**What you are asked to do**. Extract the complete listing and repeat it word for word.
****************
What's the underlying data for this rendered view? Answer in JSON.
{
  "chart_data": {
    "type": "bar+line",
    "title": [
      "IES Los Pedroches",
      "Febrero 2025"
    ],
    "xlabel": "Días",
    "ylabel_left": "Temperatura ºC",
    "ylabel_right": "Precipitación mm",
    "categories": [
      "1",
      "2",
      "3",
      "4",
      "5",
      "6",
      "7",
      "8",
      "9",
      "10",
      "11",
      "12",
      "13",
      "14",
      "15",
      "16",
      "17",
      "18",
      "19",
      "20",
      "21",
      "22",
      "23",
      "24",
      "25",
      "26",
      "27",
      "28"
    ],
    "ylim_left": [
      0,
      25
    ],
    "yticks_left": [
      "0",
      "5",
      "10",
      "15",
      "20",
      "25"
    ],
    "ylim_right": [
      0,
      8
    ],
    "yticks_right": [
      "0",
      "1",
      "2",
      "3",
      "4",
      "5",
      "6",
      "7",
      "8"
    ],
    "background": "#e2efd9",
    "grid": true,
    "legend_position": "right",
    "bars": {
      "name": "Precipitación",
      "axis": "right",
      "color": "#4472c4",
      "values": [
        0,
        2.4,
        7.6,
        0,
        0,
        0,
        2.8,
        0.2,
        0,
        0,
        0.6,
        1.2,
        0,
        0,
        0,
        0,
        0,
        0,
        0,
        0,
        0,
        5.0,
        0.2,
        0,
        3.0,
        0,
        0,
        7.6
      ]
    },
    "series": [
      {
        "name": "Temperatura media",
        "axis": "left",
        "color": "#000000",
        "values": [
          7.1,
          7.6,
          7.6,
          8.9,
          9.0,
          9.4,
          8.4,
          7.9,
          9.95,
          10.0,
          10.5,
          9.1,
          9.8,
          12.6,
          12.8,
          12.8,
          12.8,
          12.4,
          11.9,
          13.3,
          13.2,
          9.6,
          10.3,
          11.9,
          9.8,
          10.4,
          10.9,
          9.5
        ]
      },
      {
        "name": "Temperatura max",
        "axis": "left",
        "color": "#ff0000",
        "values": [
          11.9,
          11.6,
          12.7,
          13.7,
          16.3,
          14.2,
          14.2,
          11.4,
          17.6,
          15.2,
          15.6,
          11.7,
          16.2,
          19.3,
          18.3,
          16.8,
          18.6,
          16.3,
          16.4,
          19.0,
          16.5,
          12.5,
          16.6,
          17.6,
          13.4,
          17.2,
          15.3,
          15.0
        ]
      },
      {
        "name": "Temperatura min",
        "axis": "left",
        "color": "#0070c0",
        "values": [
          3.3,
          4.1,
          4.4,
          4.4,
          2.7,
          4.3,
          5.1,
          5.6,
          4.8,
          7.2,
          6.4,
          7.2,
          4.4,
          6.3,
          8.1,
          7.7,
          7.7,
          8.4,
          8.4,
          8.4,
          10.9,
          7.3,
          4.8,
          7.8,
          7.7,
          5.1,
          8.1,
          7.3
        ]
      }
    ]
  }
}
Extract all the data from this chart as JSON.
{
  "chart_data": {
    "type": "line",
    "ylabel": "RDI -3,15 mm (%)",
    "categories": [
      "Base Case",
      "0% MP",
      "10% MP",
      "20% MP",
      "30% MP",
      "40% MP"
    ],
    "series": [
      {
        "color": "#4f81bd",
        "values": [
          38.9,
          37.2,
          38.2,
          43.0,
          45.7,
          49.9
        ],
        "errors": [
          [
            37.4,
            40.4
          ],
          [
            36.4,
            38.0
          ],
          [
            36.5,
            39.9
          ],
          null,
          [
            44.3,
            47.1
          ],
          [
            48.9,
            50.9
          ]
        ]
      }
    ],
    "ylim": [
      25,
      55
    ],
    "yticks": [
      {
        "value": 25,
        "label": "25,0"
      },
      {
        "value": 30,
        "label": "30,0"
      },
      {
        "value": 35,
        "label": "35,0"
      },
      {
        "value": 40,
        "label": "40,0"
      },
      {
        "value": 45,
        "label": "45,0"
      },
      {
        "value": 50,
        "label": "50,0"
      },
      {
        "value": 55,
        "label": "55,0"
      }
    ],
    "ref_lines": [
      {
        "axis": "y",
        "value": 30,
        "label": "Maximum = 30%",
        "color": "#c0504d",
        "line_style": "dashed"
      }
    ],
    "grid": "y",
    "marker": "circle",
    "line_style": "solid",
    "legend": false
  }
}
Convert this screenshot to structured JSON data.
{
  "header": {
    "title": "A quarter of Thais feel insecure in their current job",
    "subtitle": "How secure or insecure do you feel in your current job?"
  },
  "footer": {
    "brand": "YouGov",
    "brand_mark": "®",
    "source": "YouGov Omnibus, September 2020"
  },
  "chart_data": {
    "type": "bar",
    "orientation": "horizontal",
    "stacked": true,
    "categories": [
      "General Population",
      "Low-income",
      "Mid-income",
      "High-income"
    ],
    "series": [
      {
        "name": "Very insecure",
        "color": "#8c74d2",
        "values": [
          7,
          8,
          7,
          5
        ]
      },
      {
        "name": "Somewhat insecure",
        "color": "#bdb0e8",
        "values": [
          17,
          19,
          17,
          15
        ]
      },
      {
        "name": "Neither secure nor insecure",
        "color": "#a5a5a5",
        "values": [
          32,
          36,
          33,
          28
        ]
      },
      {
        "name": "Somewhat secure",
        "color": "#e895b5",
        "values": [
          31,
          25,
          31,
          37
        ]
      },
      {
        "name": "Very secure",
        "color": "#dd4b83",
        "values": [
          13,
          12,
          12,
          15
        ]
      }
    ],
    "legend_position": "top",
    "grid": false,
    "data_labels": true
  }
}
****************
**Result of this exercise**.
What's the underlying data for this rendered view? Answer in JSON.
{
  "chart_data": {
    "type": "bar+line",
    "title": [
      "IES Los Pedroches",
      "Febrero 2025"
    ],
    "xlabel": "Días",
    "ylabel_left": "Temperatura ºC",
    "ylabel_right": "Precipitación mm",
    "categories": [
      "1",
      "2",
      "3",
      "4",
      "5",
      "6",
      "7",
      "8",
      "9",
      "10",
      "11",
      "12",
      "13",
      "14",
      "15",
      "16",
      "17",
      "18",
      "19",
      "20",
      "21",
      "22",
      "23",
      "24",
      "25",
      "26",
      "27",
      "28"
    ],
    "ylim_left": [
      0,
      25
    ],
    "yticks_left": [
      "0",
      "5",
      "10",
      "15",
      "20",
      "25"
    ],
    "ylim_right": [
      0,
      8
    ],
    "yticks_right": [
      "0",
      "1",
      "2",
      "3",
      "4",
      "5",
      "6",
      "7",
      "8"
    ],
    "background": "#e2efd9",
    "grid": true,
    "legend_position": "right",
    "bars": {
      "name": "Precipitación",
      "axis": "right",
      "color": "#4472c4",
      "values": [
        0,
        2.4,
        7.6,
        0,
        0,
        0,
        2.8,
        0.2,
        0,
        0,
        0.6,
        1.2,
        0,
        0,
        0,
        0,
        0,
        0,
        0,
        0,
        0,
        5.0,
        0.2,
        0,
        3.0,
        0,
        0,
        7.6
      ]
    },
    "series": [
      {
        "name": "Temperatura media",
        "axis": "left",
        "color": "#000000",
        "values": [
          7.1,
          7.6,
          7.6,
          8.9,
          9.0,
          9.4,
          8.4,
          7.9,
          9.95,
          10.0,
          10.5,
          9.1,
          9.8,
          12.6,
          12.8,
          12.8,
          12.8,
          12.4,
          11.9,
          13.3,
          13.2,
          9.6,
          10.3,
          11.9,
          9.8,
          10.4,
          10.9,
          9.5
        ]
      },
      {
        "name": "Temperatura max",
        "axis": "left",
        "color": "#ff0000",
        "values": [
          11.9,
          11.6,
          12.7,
          13.7,
          16.3,
          14.2,
          14.2,
          11.4,
          17.6,
          15.2,
          15.6,
          11.7,
          16.2,
          19.3,
          18.3,
          16.8,
          18.6,
          16.3,
          16.4,
          19.0,
          16.5,
          12.5,
          16.6,
          17.6,
          13.4,
          17.2,
          15.3,
          15.0
        ]
      },
      {
        "name": "Temperatura min",
        "axis": "left",
        "color": "#0070c0",
        "values": [
          3.3,
          4.1,
          4.4,
          4.4,
          2.7,
          4.3,
          5.1,
          5.6,
          4.8,
          7.2,
          6.4,
          7.2,
          4.4,
          6.3,
          8.1,
          7.7,
          7.7,
          8.4,
          8.4,
          8.4,
          10.9,
          7.3,
          4.8,
          7.8,
          7.7,
          5.1,
          8.1,
          7.3
        ]
      }
    ]
  }
}
Extract all the data from this chart as JSON.
{
  "chart_data": {
    "type": "line",
    "ylabel": "RDI -3,15 mm (%)",
    "categories": [
      "Base Case",
      "0% MP",
      "10% MP",
      "20% MP",
      "30% MP",
      "40% MP"
    ],
    "series": [
      {
        "color": "#4f81bd",
        "values": [
          38.9,
          37.2,
          38.2,
          43.0,
          45.7,
          49.9
        ],
        "errors": [
          [
            37.4,
            40.4
          ],
          [
            36.4,
            38.0
          ],
          [
            36.5,
            39.9
          ],
          null,
          [
            44.3,
            47.1
          ],
          [
            48.9,
            50.9
          ]
        ]
      }
    ],
    "ylim": [
      25,
      55
    ],
    "yticks": [
      {
        "value": 25,
        "label": "25,0"
      },
      {
        "value": 30,
        "label": "30,0"
      },
      {
        "value": 35,
        "label": "35,0"
      },
      {
        "value": 40,
        "label": "40,0"
      },
      {
        "value": 45,
        "label": "45,0"
      },
      {
        "value": 50,
        "label": "50,0"
      },
      {
        "value": 55,
        "label": "55,0"
      }
    ],
    "ref_lines": [
      {
        "axis": "y",
        "value": 30,
        "label": "Maximum = 30%",
        "color": "#c0504d",
        "line_style": "dashed"
      }
    ],
    "grid": "y",
    "marker": "circle",
    "line_style": "solid",
    "legend": false
  }
}
Convert this screenshot to structured JSON data.
{
  "header": {
    "title": "A quarter of Thais feel insecure in their current job",
    "subtitle": "How secure or insecure do you feel in your current job?"
  },
  "footer": {
    "brand": "YouGov",
    "brand_mark": "®",
    "source": "YouGov Omnibus, September 2020"
  },
  "chart_data": {
    "type": "bar",
    "orientation": "horizontal",
    "stacked": true,
    "categories": [
      "General Population",
      "Low-income",
      "Mid-income",
      "High-income"
    ],
    "series": [
      {
        "name": "Very insecure",
        "color": "#8c74d2",
        "values": [
          7,
          8,
          7,
          5
        ]
      },
      {
        "name": "Somewhat insecure",
        "color": "#bdb0e8",
        "values": [
          17,
          19,
          17,
          15
        ]
      },
      {
        "name": "Neither secure nor insecure",
        "color": "#a5a5a5",
        "values": [
          32,
          36,
          33,
          28
        ]
      },
      {
        "name": "Somewhat secure",
        "color": "#e895b5",
        "values": [
          31,
          25,
          31,
          37
        ]
      },
      {
        "name": "Very secure",
        "color": "#dd4b83",
        "values": [
          13,
          12,
          12,
          15
        ]
      }
    ],
    "legend_position": "top",
    "grid": false,
    "data_labels": true
  }
}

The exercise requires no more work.